(Given problem) Set down the whole listing verbatim.

··· Dataset content

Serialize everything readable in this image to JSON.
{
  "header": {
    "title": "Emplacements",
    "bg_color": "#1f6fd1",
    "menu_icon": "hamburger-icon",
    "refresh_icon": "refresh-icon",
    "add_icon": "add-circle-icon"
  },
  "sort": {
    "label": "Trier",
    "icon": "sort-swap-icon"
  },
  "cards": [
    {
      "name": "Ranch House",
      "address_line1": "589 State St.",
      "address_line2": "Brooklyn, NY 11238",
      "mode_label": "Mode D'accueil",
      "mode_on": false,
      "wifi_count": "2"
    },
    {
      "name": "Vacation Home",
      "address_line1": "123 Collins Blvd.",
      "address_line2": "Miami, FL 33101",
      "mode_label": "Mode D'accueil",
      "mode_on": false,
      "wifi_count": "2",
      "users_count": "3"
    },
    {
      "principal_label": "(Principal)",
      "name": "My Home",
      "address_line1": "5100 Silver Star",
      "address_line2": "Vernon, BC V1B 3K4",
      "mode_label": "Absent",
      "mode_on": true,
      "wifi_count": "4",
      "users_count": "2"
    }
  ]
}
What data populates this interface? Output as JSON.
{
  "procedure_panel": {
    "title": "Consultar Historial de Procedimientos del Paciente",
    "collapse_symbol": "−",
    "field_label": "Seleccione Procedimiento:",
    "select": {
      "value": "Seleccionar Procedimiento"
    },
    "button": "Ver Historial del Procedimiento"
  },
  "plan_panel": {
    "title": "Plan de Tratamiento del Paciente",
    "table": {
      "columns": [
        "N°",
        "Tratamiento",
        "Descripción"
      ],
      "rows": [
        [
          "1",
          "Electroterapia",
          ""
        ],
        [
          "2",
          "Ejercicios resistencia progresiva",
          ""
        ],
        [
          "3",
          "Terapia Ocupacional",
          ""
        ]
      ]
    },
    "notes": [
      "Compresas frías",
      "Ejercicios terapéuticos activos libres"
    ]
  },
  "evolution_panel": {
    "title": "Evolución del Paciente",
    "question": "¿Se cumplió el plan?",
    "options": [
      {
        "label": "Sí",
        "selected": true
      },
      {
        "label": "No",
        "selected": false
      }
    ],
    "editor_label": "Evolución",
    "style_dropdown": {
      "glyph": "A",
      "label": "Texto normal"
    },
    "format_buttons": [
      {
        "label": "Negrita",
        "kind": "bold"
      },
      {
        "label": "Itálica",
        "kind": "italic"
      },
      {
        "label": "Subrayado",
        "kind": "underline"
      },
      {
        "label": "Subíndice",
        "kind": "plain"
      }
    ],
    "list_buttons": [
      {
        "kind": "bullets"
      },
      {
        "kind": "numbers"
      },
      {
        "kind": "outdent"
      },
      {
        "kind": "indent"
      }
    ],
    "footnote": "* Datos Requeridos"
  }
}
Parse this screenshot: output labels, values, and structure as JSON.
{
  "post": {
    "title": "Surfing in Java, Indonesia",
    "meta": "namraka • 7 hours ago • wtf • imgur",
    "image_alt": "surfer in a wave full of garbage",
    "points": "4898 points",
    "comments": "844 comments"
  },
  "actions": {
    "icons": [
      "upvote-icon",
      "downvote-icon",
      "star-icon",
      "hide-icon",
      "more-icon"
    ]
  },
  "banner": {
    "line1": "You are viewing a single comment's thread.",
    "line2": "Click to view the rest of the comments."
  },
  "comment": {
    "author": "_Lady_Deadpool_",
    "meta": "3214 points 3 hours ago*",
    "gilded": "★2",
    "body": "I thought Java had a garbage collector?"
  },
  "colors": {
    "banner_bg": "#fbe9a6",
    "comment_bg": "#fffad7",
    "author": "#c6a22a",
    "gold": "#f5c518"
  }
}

······

(Full answer)
Serialize everything readable in this image to JSON.
{
  "header": {
    "title": "Emplacements",
    "bg_color": "#1f6fd1",
    "menu_icon": "hamburger-icon",
    "refresh_icon": "refresh-icon",
    "add_icon": "add-circle-icon"
  },
  "sort": {
    "label": "Trier",
    "icon": "sort-swap-icon"
  },
  "cards": [
    {
      "name": "Ranch House",
      "address_line1": "589 State St.",
      "address_line2": "Brooklyn, NY 11238",
      "mode_label": "Mode D'accueil",
      "mode_on": false,
      "wifi_count": "2"
    },
    {
      "name": "Vacation Home",
      "address_line1": "123 Collins Blvd.",
      "address_line2": "Miami, FL 33101",
      "mode_label": "Mode D'accueil",
      "mode_on": false,
      "wifi_count": "2",
      "users_count": "3"
    },
    {
      "principal_label": "(Principal)",
      "name": "My Home",
      "address_line1": "5100 Silver Star",
      "address_line2": "Vernon, BC V1B 3K4",
      "mode_label": "Absent",
      "mode_on": true,
      "wifi_count": "4",
      "users_count": "2"
    }
  ]
}
What data populates this interface? Output as JSON.
{
  "procedure_panel": {
    "title": "Consultar Historial de Procedimientos del Paciente",
    "collapse_symbol": "−",
    "field_label": "Seleccione Procedimiento:",
    "select": {
      "value": "Seleccionar Procedimiento"
    },
    "button": "Ver Historial del Procedimiento"
  },
  "plan_panel": {
    "title": "Plan de Tratamiento del Paciente",
    "table": {
      "columns": [
        "N°",
        "Tratamiento",
        "Descripción"
      ],
      "rows": [
        [
          "1",
          "Electroterapia",
          ""
        ],
        [
          "2",
          "Ejercicios resistencia progresiva",
          ""
        ],
        [
          "3",
          "Terapia Ocupacional",
          ""
        ]
      ]
    },
    "notes": [
      "Compresas frías",
      "Ejercicios terapéuticos activos libres"
    ]
  },
  "evolution_panel": {
    "title": "Evolución del Paciente",
    "question": "¿Se cumplió el plan?",
    "options": [
      {
        "label": "Sí",
        "selected": true
      },
      {
        "label": "No",
        "selected": false
      }
    ],
    "editor_label": "Evolución",
    "style_dropdown": {
      "glyph": "A",
      "label": "Texto normal"
    },
    "format_buttons": [
      {
        "label": "Negrita",
        "kind": "bold"
      },
      {
        "label": "Itálica",
        "kind": "italic"
      },
      {
        "label": "Subrayado",
        "kind": "underline"
      },
      {
        "label": "Subíndice",
        "kind": "plain"
      }
    ],
    "list_buttons": [
      {
        "kind": "bullets"
      },
      {
        "kind": "numbers"
      },
      {
        "kind": "outdent"
      },
      {
        "kind": "indent"
      }
    ],
    "footnote": "* Datos Requeridos"
  }
}
Parse this screenshot: output labels, values, and structure as JSON.
{
  "post": {
    "title": "Surfing in Java, Indonesia",
    "meta": "namraka • 7 hours ago • wtf • imgur",
    "image_alt": "surfer in a wave full of garbage",
    "points": "4898 points",
    "comments": "844 comments"
  },
  "actions": {
    "icons": [
      "upvote-icon",
      "downvote-icon",
      "star-icon",
      "hide-icon",
      "more-icon"
    ]
  },
  "banner": {
    "line1": "You are viewing a single comment's thread.",
    "line2": "Click to view the rest of the comments."
  },
  "comment": {
    "author": "_Lady_Deadpool_",
    "meta": "3214 points 3 hours ago*",
    "gilded": "★2",
    "body": "I thought Java had a garbage collector?"
  },
  "colors": {
    "banner_bg": "#fbe9a6",
    "comment_bg": "#fffad7",
    "author": "#c6a22a",
    "gold": "#f5c518"
  }
}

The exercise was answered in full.